==== Data in this exercise
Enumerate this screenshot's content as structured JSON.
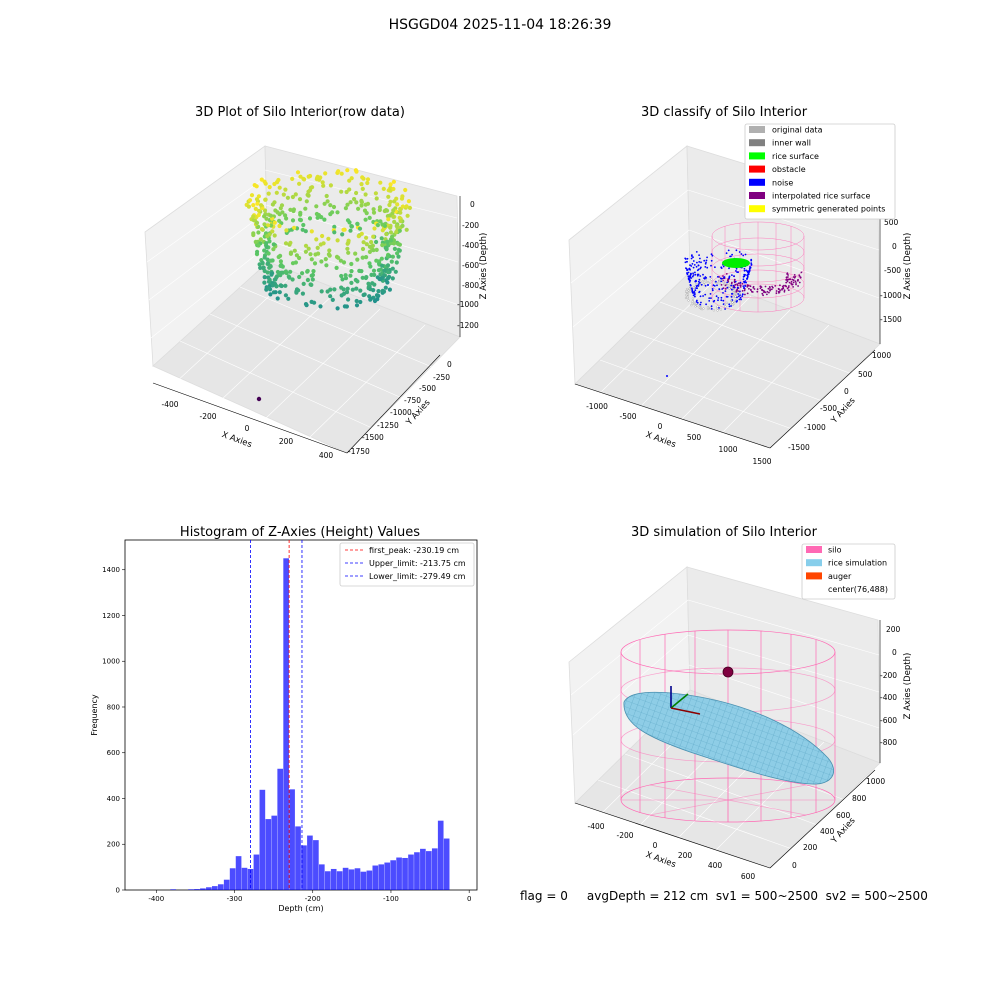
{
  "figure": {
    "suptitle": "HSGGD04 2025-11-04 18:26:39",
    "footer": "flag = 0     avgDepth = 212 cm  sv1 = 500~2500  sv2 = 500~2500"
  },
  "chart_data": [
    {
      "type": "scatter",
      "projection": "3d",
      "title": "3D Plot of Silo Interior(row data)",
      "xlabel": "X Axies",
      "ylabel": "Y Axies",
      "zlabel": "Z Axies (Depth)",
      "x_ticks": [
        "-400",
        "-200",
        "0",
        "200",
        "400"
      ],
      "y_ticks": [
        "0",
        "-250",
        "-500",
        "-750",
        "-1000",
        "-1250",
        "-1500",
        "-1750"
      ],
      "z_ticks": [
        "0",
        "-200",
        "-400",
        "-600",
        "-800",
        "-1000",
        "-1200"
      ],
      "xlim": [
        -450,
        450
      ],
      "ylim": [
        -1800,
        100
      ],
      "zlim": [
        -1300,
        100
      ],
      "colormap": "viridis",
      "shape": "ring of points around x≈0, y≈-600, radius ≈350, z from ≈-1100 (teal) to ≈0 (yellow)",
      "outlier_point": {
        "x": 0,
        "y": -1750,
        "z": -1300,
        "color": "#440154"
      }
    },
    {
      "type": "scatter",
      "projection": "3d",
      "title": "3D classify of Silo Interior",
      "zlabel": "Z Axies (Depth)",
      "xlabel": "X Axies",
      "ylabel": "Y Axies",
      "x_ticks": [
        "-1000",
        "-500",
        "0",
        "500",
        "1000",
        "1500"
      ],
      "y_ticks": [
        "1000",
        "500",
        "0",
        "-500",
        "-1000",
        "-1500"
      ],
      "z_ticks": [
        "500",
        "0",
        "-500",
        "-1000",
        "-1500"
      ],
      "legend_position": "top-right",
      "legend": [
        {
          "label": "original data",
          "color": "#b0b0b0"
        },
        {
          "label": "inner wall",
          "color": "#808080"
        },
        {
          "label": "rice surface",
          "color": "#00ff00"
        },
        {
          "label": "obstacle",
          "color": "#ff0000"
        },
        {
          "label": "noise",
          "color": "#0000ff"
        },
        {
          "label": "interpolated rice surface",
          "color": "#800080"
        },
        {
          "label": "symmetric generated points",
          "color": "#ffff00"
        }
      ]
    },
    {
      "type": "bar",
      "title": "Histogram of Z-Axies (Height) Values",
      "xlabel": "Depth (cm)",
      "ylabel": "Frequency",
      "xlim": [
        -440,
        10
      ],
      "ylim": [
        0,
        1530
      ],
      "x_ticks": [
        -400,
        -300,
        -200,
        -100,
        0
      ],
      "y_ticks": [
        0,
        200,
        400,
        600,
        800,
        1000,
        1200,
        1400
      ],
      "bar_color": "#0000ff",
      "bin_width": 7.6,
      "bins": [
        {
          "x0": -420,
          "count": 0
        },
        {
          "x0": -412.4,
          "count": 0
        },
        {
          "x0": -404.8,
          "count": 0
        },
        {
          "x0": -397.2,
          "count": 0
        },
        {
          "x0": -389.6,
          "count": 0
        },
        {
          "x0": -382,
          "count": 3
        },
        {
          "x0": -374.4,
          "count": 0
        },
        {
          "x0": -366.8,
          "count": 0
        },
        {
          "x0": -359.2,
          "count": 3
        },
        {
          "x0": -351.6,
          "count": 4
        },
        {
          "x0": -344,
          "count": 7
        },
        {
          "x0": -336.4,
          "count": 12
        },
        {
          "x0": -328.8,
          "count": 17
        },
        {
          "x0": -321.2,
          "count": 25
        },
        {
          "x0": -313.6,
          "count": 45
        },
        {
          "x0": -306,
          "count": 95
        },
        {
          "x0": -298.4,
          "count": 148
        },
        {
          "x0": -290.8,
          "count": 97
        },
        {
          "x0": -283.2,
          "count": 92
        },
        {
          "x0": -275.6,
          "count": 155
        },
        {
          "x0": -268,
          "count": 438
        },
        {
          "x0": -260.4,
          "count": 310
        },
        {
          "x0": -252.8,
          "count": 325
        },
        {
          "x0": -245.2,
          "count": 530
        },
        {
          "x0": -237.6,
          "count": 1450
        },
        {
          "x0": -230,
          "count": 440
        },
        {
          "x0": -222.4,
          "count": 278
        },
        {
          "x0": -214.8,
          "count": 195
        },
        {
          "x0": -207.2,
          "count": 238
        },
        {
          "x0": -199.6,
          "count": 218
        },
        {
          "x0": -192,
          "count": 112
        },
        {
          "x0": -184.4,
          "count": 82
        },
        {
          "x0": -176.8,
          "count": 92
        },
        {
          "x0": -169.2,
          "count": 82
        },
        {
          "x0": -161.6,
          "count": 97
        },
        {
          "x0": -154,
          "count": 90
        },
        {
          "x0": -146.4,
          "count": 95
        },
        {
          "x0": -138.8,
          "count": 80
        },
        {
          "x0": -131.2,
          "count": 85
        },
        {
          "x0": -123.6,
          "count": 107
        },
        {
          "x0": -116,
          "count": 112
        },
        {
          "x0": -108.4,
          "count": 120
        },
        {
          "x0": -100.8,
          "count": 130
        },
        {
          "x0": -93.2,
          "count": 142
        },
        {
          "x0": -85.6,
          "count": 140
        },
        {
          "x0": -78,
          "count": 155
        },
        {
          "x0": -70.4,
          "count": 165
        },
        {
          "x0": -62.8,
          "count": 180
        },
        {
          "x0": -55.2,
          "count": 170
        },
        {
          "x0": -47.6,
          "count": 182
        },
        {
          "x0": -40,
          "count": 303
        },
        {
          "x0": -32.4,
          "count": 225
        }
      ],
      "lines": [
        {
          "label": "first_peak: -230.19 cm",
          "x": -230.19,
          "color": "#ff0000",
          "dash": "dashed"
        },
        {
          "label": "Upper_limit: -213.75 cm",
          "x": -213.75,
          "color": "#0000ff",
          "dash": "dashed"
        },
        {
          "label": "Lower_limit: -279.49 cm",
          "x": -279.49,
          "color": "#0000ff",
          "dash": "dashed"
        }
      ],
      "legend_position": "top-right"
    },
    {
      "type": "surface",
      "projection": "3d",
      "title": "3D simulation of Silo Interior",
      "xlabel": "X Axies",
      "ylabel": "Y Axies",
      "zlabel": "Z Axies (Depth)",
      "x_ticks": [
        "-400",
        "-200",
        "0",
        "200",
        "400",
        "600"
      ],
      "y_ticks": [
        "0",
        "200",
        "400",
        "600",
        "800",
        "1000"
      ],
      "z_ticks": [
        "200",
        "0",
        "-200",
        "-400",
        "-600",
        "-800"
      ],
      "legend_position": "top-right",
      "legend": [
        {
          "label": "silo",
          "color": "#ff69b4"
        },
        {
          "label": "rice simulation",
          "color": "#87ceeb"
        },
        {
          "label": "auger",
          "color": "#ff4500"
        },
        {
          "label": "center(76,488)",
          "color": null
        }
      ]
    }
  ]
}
========
◆ Prompt
Repeat the records above verbatim, with no pictures in the result.

◆ Output below
Enumerate this screenshot's content as structured JSON.
{
  "figure": {
    "suptitle": "HSGGD04 2025-11-04 18:26:39",
    "footer": "flag = 0     avgDepth = 212 cm  sv1 = 500~2500  sv2 = 500~2500"
  },
  "chart_data": [
    {
      "type": "scatter",
      "projection": "3d",
      "title": "3D Plot of Silo Interior(row data)",
      "xlabel": "X Axies",
      "ylabel": "Y Axies",
      "zlabel": "Z Axies (Depth)",
      "x_ticks": [
        "-400",
        "-200",
        "0",
        "200",
        "400"
      ],
      "y_ticks": [
        "0",
        "-250",
        "-500",
        "-750",
        "-1000",
        "-1250",
        "-1500",
        "-1750"
      ],
      "z_ticks": [
        "0",
        "-200",
        "-400",
        "-600",
        "-800",
        "-1000",
        "-1200"
      ],
      "xlim": [
        -450,
        450
      ],
      "ylim": [
        -1800,
        100
      ],
      "zlim": [
        -1300,
        100
      ],
      "colormap": "viridis",
      "shape": "ring of points around x≈0, y≈-600, radius ≈350, z from ≈-1100 (teal) to ≈0 (yellow)",
      "outlier_point": {
        "x": 0,
        "y": -1750,
        "z": -1300,
        "color": "#440154"
      }
    },
    {
      "type": "scatter",
      "projection": "3d",
      "title": "3D classify of Silo Interior",
      "zlabel": "Z Axies (Depth)",
      "xlabel": "X Axies",
      "ylabel": "Y Axies",
      "x_ticks": [
        "-1000",
        "-500",
        "0",
        "500",
        "1000",
        "1500"
      ],
      "y_ticks": [
        "1000",
        "500",
        "0",
        "-500",
        "-1000",
        "-1500"
      ],
      "z_ticks": [
        "500",
        "0",
        "-500",
        "-1000",
        "-1500"
      ],
      "legend_position": "top-right",
      "legend": [
        {
          "label": "original data",
          "color": "#b0b0b0"
        },
        {
          "label": "inner wall",
          "color": "#808080"
        },
        {
          "label": "rice surface",
          "color": "#00ff00"
        },
        {
          "label": "obstacle",
          "color": "#ff0000"
        },
        {
          "label": "noise",
          "color": "#0000ff"
        },
        {
          "label": "interpolated rice surface",
          "color": "#800080"
        },
        {
          "label": "symmetric generated points",
          "color": "#ffff00"
        }
      ]
    },
    {
      "type": "bar",
      "title": "Histogram of Z-Axies (Height) Values",
      "xlabel": "Depth (cm)",
      "ylabel": "Frequency",
      "xlim": [
        -440,
        10
      ],
      "ylim": [
        0,
        1530
      ],
      "x_ticks": [
        -400,
        -300,
        -200,
        -100,
        0
      ],
      "y_ticks": [
        0,
        200,
        400,
        600,
        800,
        1000,
        1200,
        1400
      ],
      "bar_color": "#0000ff",
      "bin_width": 7.6,
      "bins": [
        {
          "x0": -420,
          "count": 0
        },
        {
          "x0": -412.4,
          "count": 0
        },
        {
          "x0": -404.8,
          "count": 0
        },
        {
          "x0": -397.2,
          "count": 0
        },
        {
          "x0": -389.6,
          "count": 0
        },
        {
          "x0": -382,
          "count": 3
        },
        {
          "x0": -374.4,
          "count": 0
        },
        {
          "x0": -366.8,
          "count": 0
        },
        {
          "x0": -359.2,
          "count": 3
        },
        {
          "x0": -351.6,
          "count": 4
        },
        {
          "x0": -344,
          "count": 7
        },
        {
          "x0": -336.4,
          "count": 12
        },
        {
          "x0": -328.8,
          "count": 17
        },
        {
          "x0": -321.2,
          "count": 25
        },
        {
          "x0": -313.6,
          "count": 45
        },
        {
          "x0": -306,
          "count": 95
        },
        {
          "x0": -298.4,
          "count": 148
        },
        {
          "x0": -290.8,
          "count": 97
        },
        {
          "x0": -283.2,
          "count": 92
        },
        {
          "x0": -275.6,
          "count": 155
        },
        {
          "x0": -268,
          "count": 438
        },
        {
          "x0": -260.4,
          "count": 310
        },
        {
          "x0": -252.8,
          "count": 325
        },
        {
          "x0": -245.2,
          "count": 530
        },
        {
          "x0": -237.6,
          "count": 1450
        },
        {
          "x0": -230,
          "count": 440
        },
        {
          "x0": -222.4,
          "count": 278
        },
        {
          "x0": -214.8,
          "count": 195
        },
        {
          "x0": -207.2,
          "count": 238
        },
        {
          "x0": -199.6,
          "count": 218
        },
        {
          "x0": -192,
          "count": 112
        },
        {
          "x0": -184.4,
          "count": 82
        },
        {
          "x0": -176.8,
          "count": 92
        },
        {
          "x0": -169.2,
          "count": 82
        },
        {
          "x0": -161.6,
          "count": 97
        },
        {
          "x0": -154,
          "count": 90
        },
        {
          "x0": -146.4,
          "count": 95
        },
        {
          "x0": -138.8,
          "count": 80
        },
        {
          "x0": -131.2,
          "count": 85
        },
        {
          "x0": -123.6,
          "count": 107
        },
        {
          "x0": -116,
          "count": 112
        },
        {
          "x0": -108.4,
          "count": 120
        },
        {
          "x0": -100.8,
          "count": 130
        },
        {
          "x0": -93.2,
          "count": 142
        },
        {
          "x0": -85.6,
          "count": 140
        },
        {
          "x0": -78,
          "count": 155
        },
        {
          "x0": -70.4,
          "count": 165
        },
        {
          "x0": -62.8,
          "count": 180
        },
        {
          "x0": -55.2,
          "count": 170
        },
        {
          "x0": -47.6,
          "count": 182
        },
        {
          "x0": -40,
          "count": 303
        },
        {
          "x0": -32.4,
          "count": 225
        }
      ],
      "lines": [
        {
          "label": "first_peak: -230.19 cm",
          "x": -230.19,
          "color": "#ff0000",
          "dash": "dashed"
        },
        {
          "label": "Upper_limit: -213.75 cm",
          "x": -213.75,
          "color": "#0000ff",
          "dash": "dashed"
        },
        {
          "label": "Lower_limit: -279.49 cm",
          "x": -279.49,
          "color": "#0000ff",
          "dash": "dashed"
        }
      ],
      "legend_position": "top-right"
    },
    {
      "type": "surface",
      "projection": "3d",
      "title": "3D simulation of Silo Interior",
      "xlabel": "X Axies",
      "ylabel": "Y Axies",
      "zlabel": "Z Axies (Depth)",
      "x_ticks": [
        "-400",
        "-200",
        "0",
        "200",
        "400",
        "600"
      ],
      "y_ticks": [
        "0",
        "200",
        "400",
        "600",
        "800",
        "1000"
      ],
      "z_ticks": [
        "200",
        "0",
        "-200",
        "-400",
        "-600",
        "-800"
      ],
      "legend_position": "top-right",
      "legend": [
        {
          "label": "silo",
          "color": "#ff69b4"
        },
        {
          "label": "rice simulation",
          "color": "#87ceeb"
        },
        {
          "label": "auger",
          "color": "#ff4500"
        },
        {
          "label": "center(76,488)",
          "color": null
        }
      ]
    }
  ]
}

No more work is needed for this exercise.